Records provided:
↓
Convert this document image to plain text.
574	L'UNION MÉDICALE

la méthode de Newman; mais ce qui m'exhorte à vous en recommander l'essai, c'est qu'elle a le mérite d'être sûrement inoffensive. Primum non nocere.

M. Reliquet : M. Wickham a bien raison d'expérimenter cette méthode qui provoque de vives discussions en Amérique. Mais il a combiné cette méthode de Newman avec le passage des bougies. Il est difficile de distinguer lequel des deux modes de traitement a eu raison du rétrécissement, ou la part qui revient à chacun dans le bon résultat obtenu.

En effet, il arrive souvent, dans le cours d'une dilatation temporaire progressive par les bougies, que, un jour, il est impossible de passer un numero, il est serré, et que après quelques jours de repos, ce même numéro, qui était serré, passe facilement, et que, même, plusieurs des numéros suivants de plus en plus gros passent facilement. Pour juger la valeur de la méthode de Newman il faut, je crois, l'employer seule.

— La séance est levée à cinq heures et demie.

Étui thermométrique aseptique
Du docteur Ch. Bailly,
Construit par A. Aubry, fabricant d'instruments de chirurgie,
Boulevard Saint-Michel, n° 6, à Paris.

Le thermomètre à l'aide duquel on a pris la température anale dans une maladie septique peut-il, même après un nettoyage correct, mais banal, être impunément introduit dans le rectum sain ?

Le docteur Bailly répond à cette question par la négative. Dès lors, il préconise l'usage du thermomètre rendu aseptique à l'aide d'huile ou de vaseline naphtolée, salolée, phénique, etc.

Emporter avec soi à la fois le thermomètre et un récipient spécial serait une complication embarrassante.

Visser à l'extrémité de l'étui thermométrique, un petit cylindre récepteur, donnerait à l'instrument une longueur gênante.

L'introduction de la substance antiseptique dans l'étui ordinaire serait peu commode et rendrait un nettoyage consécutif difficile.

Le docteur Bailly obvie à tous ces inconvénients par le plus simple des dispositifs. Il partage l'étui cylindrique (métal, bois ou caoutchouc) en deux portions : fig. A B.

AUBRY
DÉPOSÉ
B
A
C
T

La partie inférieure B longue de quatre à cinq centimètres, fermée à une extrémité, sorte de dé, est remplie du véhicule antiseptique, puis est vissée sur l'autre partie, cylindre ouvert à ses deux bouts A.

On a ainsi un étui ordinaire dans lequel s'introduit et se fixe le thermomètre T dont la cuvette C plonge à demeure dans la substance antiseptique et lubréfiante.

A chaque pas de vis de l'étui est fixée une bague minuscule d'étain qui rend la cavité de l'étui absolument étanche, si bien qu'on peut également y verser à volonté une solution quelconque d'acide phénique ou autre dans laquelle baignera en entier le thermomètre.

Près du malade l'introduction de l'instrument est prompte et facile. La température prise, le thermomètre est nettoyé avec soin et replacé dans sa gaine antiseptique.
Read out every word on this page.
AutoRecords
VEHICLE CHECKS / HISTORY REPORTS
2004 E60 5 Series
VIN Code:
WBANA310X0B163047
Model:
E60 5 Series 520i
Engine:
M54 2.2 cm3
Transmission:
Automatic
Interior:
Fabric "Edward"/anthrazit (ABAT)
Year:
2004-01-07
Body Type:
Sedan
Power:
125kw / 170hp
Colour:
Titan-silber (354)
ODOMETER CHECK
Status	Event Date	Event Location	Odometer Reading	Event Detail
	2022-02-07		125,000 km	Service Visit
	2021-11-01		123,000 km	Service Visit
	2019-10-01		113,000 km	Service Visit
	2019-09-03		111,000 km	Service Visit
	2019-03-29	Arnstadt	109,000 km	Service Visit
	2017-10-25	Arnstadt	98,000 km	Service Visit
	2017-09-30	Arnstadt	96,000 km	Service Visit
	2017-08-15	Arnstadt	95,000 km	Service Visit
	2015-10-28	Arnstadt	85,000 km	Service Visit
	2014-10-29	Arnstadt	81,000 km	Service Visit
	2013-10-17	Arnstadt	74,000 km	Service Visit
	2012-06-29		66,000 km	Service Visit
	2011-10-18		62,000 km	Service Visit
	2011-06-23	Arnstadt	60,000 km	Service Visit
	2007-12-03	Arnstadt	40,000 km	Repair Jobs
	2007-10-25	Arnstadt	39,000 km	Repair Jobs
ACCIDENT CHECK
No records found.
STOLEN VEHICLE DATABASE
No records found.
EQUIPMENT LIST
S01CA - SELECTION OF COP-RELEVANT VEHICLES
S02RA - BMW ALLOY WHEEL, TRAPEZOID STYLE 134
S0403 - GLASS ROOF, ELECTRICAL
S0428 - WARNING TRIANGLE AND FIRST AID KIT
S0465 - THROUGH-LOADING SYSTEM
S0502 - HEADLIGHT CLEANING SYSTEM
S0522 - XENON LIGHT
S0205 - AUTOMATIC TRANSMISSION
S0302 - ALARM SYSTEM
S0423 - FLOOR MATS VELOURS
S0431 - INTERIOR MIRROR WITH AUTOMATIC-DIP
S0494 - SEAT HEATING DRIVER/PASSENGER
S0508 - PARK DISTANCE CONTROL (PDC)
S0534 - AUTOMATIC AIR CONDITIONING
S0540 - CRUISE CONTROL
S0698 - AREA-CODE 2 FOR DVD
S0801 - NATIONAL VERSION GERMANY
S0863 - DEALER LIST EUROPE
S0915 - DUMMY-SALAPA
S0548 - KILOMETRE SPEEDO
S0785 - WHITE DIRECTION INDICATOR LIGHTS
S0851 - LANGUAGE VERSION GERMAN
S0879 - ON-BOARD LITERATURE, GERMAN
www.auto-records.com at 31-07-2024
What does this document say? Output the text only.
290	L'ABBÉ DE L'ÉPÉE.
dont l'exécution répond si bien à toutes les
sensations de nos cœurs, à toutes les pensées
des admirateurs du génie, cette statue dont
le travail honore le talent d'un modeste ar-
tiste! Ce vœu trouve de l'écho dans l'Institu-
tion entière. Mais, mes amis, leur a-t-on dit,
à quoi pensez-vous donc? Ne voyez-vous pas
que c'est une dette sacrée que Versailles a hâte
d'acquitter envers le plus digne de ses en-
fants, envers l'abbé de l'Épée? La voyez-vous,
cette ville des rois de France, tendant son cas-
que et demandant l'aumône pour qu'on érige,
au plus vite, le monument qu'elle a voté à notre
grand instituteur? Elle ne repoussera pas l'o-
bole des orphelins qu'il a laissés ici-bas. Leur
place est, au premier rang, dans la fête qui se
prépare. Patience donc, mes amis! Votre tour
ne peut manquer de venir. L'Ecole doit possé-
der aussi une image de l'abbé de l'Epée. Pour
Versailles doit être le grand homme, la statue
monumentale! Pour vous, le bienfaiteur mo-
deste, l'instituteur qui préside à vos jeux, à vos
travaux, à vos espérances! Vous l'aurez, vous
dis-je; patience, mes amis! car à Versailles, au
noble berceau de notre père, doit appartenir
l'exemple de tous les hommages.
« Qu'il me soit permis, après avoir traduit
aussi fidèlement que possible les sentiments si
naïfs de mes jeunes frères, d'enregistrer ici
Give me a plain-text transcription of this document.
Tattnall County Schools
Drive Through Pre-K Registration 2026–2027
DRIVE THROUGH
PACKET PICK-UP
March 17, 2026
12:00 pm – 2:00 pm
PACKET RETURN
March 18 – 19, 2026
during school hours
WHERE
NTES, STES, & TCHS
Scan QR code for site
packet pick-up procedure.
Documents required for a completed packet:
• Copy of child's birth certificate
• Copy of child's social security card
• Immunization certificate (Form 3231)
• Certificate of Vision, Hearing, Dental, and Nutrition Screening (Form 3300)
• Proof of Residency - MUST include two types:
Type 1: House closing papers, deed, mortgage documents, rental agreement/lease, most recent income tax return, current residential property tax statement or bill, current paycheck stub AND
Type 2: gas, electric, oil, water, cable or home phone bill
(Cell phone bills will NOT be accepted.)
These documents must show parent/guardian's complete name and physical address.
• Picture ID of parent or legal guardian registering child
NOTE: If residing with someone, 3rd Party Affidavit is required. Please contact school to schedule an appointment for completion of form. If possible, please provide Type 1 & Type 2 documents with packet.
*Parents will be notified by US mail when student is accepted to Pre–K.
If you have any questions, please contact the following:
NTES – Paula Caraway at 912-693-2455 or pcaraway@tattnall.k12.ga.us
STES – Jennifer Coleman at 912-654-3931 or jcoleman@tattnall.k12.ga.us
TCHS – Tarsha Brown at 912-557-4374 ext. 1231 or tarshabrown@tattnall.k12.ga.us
↑
Problem statement: Look above for every line with the word "aseptique" and copy it.

Solution:
Étui thermométrique aseptique
Le docteur Bailly répond à cette question par la négative. Dès lors, il préconise l'usage du thermomètre rendu aseptique à l'aide d'huile ou de vaseline naphtolée, salolée, phénique, etc.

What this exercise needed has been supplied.